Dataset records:
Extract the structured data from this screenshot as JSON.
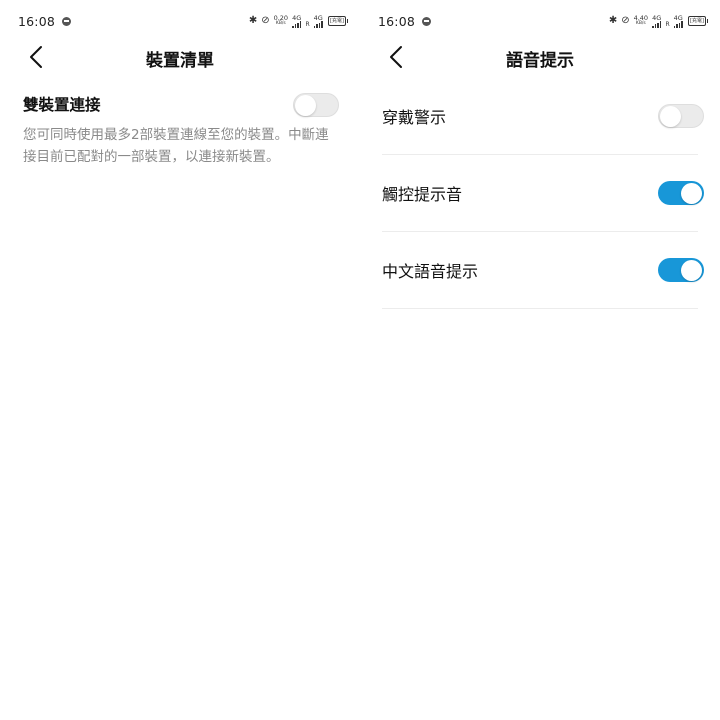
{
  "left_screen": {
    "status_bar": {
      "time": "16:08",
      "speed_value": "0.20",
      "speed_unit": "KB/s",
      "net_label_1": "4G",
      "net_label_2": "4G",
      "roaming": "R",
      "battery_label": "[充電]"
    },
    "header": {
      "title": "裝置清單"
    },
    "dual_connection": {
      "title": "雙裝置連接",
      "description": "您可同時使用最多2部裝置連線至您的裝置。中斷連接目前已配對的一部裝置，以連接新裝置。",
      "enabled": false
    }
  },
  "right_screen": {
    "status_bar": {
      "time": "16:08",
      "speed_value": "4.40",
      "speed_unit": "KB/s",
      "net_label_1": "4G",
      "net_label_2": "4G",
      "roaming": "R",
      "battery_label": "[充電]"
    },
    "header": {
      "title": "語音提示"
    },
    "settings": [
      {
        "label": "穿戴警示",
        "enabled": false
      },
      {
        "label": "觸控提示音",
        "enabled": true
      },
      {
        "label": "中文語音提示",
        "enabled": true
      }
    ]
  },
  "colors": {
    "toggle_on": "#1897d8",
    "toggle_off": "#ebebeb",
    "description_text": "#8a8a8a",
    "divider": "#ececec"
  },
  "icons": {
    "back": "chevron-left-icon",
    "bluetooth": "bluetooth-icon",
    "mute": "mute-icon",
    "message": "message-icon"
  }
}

# To be done
Pictures are to be left out; repeat all the remaining data exactly.

# Task output
Extract the structured data from this screenshot as JSON.
{
  "left_screen": {
    "status_bar": {
      "time": "16:08",
      "speed_value": "0.20",
      "speed_unit": "KB/s",
      "net_label_1": "4G",
      "net_label_2": "4G",
      "roaming": "R",
      "battery_label": "[充電]"
    },
    "header": {
      "title": "裝置清單"
    },
    "dual_connection": {
      "title": "雙裝置連接",
      "description": "您可同時使用最多2部裝置連線至您的裝置。中斷連接目前已配對的一部裝置，以連接新裝置。",
      "enabled": false
    }
  },
  "right_screen": {
    "status_bar": {
      "time": "16:08",
      "speed_value": "4.40",
      "speed_unit": "KB/s",
      "net_label_1": "4G",
      "net_label_2": "4G",
      "roaming": "R",
      "battery_label": "[充電]"
    },
    "header": {
      "title": "語音提示"
    },
    "settings": [
      {
        "label": "穿戴警示",
        "enabled": false
      },
      {
        "label": "觸控提示音",
        "enabled": true
      },
      {
        "label": "中文語音提示",
        "enabled": true
      }
    ]
  },
  "colors": {
    "toggle_on": "#1897d8",
    "toggle_off": "#ebebeb",
    "description_text": "#8a8a8a",
    "divider": "#ececec"
  },
  "icons": {
    "back": "chevron-left-icon",
    "bluetooth": "bluetooth-icon",
    "mute": "mute-icon",
    "message": "message-icon"
  }
}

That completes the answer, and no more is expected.